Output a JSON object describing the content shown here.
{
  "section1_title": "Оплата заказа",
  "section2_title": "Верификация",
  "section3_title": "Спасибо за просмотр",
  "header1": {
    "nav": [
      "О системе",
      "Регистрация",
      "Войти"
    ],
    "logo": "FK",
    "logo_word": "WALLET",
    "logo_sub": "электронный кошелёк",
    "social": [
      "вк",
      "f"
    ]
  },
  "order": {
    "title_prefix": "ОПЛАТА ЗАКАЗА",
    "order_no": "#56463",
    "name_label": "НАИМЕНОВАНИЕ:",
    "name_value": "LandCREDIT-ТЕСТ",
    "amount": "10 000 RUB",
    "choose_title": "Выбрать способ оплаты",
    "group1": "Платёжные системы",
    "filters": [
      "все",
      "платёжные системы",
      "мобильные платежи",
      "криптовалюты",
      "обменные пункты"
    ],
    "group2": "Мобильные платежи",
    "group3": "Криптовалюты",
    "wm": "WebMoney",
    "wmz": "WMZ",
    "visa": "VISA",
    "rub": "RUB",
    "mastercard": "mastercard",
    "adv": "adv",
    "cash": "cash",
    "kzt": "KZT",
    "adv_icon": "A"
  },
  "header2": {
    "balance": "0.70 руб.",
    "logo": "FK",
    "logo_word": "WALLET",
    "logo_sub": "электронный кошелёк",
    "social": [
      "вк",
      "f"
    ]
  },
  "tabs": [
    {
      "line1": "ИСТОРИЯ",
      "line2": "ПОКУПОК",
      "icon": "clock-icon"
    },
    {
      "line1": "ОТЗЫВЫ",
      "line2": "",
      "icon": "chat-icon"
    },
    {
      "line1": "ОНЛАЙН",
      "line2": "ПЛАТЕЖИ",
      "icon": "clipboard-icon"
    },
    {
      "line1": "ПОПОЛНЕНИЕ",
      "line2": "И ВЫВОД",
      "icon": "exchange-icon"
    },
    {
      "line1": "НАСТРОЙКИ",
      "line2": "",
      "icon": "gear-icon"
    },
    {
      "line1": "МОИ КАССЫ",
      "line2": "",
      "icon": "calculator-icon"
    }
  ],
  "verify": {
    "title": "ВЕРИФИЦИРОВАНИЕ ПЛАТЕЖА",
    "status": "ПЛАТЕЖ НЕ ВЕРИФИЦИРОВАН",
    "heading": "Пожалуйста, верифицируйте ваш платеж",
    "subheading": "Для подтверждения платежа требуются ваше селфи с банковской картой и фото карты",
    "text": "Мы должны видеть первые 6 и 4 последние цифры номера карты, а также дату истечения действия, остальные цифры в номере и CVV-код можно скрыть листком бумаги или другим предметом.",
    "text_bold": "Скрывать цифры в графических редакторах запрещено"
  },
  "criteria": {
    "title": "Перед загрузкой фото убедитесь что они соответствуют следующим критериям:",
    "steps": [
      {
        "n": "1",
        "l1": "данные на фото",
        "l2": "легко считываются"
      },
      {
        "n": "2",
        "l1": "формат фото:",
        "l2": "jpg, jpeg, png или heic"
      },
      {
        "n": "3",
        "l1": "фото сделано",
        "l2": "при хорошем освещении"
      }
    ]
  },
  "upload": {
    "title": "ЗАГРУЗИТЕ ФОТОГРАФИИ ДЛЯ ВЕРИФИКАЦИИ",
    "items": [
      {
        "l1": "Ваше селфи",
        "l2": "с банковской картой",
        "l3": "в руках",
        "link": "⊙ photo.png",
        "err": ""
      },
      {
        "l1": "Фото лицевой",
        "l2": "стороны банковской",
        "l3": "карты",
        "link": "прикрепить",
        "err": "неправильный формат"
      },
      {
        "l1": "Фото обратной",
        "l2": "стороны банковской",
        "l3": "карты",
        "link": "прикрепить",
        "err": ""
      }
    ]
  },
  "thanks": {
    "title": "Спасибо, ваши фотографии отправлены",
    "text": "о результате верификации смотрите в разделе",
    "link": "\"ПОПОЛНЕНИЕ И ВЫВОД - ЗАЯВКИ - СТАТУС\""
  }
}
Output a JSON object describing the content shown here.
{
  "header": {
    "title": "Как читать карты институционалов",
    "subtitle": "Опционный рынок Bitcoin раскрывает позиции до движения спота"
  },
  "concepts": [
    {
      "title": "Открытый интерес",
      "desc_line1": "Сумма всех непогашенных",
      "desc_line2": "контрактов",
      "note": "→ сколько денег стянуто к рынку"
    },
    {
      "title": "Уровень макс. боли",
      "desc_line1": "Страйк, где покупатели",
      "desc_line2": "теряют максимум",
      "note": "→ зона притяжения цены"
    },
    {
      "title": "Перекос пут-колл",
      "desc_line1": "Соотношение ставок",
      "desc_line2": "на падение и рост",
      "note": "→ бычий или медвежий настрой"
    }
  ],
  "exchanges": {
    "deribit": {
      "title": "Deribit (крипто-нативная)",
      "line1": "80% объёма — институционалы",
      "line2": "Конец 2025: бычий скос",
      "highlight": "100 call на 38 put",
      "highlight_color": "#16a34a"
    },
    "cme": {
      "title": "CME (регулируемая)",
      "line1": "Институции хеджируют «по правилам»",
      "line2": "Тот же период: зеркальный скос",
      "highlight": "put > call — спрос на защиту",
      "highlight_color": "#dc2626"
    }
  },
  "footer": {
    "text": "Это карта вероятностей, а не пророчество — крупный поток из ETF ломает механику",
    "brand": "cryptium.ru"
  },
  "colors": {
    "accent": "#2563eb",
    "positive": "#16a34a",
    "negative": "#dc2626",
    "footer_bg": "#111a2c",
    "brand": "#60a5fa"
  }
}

=-=-=-=-=

= YOUR INSTRUCTIONS =
Tally the lines of the data that hold the string "картой". Answer with the number and nothing more.

= TASK SOLUTION =
2